Collect each line of the entries that holds the string "Life".

━━━ SUPPLIED INFORMATION

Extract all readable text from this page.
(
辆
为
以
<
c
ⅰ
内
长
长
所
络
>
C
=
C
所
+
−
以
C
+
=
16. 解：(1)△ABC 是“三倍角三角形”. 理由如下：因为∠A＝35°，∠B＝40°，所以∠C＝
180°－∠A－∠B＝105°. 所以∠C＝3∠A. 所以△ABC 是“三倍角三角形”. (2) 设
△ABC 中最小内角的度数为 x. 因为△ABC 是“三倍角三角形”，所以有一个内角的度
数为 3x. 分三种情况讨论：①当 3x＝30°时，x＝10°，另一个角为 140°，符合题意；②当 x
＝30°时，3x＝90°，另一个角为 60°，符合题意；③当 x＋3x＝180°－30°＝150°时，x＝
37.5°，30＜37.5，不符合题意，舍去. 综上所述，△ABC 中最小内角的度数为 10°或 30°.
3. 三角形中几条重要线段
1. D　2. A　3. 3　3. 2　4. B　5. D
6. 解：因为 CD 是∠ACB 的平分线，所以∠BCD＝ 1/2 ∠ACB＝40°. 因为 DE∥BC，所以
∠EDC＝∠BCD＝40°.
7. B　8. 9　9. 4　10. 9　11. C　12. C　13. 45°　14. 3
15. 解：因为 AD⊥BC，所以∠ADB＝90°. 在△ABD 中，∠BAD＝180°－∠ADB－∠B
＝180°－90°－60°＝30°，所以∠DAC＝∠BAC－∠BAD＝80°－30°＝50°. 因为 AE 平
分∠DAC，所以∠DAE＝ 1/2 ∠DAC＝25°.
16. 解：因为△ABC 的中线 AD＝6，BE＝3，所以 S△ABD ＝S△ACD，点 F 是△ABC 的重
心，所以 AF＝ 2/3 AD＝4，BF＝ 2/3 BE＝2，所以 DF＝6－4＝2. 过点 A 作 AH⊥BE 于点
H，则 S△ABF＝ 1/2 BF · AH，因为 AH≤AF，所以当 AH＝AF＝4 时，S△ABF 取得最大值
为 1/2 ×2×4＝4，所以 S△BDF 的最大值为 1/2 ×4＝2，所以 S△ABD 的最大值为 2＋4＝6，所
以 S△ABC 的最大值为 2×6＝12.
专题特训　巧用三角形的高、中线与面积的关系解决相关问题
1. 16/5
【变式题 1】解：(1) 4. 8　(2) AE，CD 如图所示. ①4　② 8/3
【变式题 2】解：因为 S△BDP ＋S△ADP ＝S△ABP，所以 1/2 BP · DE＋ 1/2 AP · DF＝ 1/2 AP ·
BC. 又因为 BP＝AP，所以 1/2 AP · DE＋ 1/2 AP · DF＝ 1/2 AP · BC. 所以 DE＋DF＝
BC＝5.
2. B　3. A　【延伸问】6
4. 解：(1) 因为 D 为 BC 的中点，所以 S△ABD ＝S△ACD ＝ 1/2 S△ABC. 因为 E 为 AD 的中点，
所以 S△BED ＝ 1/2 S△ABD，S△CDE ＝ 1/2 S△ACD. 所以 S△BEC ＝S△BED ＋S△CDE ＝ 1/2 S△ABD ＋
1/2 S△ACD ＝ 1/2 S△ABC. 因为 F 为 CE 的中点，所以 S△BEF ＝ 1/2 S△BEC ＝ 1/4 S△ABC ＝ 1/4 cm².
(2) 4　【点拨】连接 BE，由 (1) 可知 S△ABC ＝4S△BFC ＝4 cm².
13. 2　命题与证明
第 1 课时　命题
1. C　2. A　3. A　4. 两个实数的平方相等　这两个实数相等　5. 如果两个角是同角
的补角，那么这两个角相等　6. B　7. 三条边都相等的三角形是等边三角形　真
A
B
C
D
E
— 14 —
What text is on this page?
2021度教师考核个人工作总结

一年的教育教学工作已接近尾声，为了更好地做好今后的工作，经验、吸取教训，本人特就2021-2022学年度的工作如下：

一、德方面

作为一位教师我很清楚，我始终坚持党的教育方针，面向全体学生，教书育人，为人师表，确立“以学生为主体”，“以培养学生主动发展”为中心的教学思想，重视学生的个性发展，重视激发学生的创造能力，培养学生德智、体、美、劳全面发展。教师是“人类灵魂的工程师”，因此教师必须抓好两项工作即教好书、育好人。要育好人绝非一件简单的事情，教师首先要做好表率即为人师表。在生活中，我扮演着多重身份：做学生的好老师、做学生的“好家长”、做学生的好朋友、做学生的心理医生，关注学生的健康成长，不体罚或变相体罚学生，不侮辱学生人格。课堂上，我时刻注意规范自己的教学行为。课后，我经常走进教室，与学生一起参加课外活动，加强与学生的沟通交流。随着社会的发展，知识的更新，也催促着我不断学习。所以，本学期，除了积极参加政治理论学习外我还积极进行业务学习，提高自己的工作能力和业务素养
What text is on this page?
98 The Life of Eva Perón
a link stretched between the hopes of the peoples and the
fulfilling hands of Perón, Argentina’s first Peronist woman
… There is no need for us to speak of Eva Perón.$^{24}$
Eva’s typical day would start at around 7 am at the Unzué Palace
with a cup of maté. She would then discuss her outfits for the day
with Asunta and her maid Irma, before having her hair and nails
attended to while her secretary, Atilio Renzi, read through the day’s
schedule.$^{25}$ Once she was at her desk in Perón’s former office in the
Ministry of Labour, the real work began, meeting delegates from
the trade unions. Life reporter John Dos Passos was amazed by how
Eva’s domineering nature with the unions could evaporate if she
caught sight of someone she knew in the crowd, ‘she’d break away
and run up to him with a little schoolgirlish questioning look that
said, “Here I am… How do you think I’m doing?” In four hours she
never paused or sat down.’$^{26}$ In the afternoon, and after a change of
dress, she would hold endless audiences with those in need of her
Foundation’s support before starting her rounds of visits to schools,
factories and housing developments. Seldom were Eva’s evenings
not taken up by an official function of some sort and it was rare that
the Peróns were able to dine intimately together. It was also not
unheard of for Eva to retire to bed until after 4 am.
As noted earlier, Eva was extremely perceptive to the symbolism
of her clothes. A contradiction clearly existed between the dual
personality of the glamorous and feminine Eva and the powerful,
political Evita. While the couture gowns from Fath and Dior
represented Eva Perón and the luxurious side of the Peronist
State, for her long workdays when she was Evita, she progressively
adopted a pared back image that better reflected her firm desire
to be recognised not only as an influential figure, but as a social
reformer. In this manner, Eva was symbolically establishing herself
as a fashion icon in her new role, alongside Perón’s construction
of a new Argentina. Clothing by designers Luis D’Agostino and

━━━━━━

- [COMPLETED EXERCISE]:
98 The Life of Eva Perón
the trade unions. Life reporter John Dos Passos was amazed by how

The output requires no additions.